§ **Tasks to carry out**
A – From the introduction on set function optimization, extract the passage starting at "In this period, major" and ending at "the constraint [18].", reproducing it word for word.
B – In the introduction on set function optimization, what is the submodular cover problem, and what determines the value γ in its approximation ratio? Answer in one to three sentences.

§ **Selection**
☆ ☆ ☆ ☆ ☆

1 Introduction

In recent development of computer technology, such as wireless networks [1, 2], cloud computing [3, 4], sentiment analysis [5,6,7,8], and machine learning [9], many nonlinear optimization problems come out with discrete structure. They form a large group of new problems, which belong to a research area, nonlinear combinatorial optimization. The nonlinear combinatorial optimization has been studied for a long time, but recently becomes very active. One of the important fields in this area is the set function optimization. Its development can be roughly divided into three periods.

The first period is before 2000. The research works came mainly from researchers in operations research. Those works are mainly on submodular function optimization, often with monotone nondecreasing property. For any set function \(f: 2^E \rightarrow {\mathbb {R}}\), f is submodular if

$$\begin{aligned} f(A)+f(B) \geqslant f(A\cup B)+f(A\cap B). \end{aligned}$$

f is monotone nondecreasing if

$$\begin{aligned} A \subset B \text{ implies } f(A) \leqslant f(B). \end{aligned}$$

In this period, major results include following:

  • Unconstrained submodular minimization can be solved in polynomial time [10,11,12].

  • For constrained monotone nondecreasing submodular maximization, it has \((1-1/e)\)-approximation with size-constraint [13] or a knapsack constraints [14, 15].

  • For nonlinear-constrained linear optimization, the linear maximization with k matroid constraints has \((1/(k+1))\)-approximation [16, 17], and the linear minimization with submodular cover constraint, called the submodular cover problem, has \((1+\ln \gamma )\)-approximation where \(\gamma \) is a number determined by the submodular function defining the constraint [18].

☆ ☆ ☆ ☆ ☆

§ **Records supplied**
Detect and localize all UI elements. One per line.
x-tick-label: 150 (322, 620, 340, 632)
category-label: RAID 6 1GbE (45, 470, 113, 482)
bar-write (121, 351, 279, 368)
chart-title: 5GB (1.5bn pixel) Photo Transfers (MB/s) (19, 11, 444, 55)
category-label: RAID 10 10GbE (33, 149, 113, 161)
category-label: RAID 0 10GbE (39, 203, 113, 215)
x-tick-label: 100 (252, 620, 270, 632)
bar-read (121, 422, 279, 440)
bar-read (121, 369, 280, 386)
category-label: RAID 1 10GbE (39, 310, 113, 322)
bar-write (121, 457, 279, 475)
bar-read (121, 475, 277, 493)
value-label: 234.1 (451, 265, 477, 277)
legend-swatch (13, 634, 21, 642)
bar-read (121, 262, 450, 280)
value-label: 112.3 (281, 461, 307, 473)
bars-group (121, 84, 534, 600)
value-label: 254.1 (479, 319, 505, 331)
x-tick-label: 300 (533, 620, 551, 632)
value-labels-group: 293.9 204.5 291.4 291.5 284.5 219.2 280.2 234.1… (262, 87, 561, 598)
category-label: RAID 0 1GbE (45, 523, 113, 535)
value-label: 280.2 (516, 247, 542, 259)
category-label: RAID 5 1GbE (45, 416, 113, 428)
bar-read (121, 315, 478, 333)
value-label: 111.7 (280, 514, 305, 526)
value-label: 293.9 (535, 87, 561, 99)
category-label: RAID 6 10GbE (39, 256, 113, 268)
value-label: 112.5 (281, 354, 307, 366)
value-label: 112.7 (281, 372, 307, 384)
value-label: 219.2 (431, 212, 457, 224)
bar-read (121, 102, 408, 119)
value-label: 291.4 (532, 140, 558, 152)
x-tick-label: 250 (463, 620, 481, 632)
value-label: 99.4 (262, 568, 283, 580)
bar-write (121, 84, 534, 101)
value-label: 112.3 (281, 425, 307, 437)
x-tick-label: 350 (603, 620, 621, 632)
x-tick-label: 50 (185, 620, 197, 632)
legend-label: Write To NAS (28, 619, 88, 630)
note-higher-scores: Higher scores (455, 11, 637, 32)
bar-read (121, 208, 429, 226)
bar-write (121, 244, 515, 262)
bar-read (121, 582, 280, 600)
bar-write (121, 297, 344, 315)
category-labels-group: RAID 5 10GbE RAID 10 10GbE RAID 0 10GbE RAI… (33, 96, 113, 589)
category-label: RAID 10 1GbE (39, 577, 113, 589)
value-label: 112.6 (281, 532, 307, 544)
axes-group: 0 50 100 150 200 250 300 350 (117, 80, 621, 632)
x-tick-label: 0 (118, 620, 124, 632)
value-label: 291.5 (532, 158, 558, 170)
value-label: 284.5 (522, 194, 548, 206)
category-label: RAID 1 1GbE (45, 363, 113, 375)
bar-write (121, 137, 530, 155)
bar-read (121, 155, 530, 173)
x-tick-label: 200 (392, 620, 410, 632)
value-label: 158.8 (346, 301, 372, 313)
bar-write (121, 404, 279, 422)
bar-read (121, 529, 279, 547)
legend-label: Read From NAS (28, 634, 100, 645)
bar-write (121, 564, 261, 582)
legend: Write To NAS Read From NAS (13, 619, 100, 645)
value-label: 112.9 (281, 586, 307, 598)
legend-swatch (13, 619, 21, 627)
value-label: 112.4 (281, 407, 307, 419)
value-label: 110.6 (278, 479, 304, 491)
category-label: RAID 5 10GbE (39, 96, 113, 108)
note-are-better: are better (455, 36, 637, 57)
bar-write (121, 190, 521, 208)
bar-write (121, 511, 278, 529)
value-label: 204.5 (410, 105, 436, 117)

☆ ☆ ☆ ☆ ☆

§ **Outputs for the tasks**
A –
In this period, major results include following:

  • Unconstrained submodular minimization can be solved in polynomial time [10,11,12].

  • For constrained monotone nondecreasing submodular maximization, it has \((1-1/e)\)-approximation with size-constraint [13] or a knapsack constraints [14, 15].

  • For nonlinear-constrained linear optimization, the linear maximization with k matroid constraints has \((1/(k+1))\)-approximation [16, 17], and the linear minimization with submodular cover constraint, called the submodular cover problem, has \((1+\ln \gamma )\)-approximation where \(\gamma \) is a number determined by the submodular function defining the constraint [18].

B – The submodular cover problem is linear minimization under a submodular cover constraint, and it has a (1 + ln γ)-approximation. The value γ is determined by the submodular function that defines the constraint.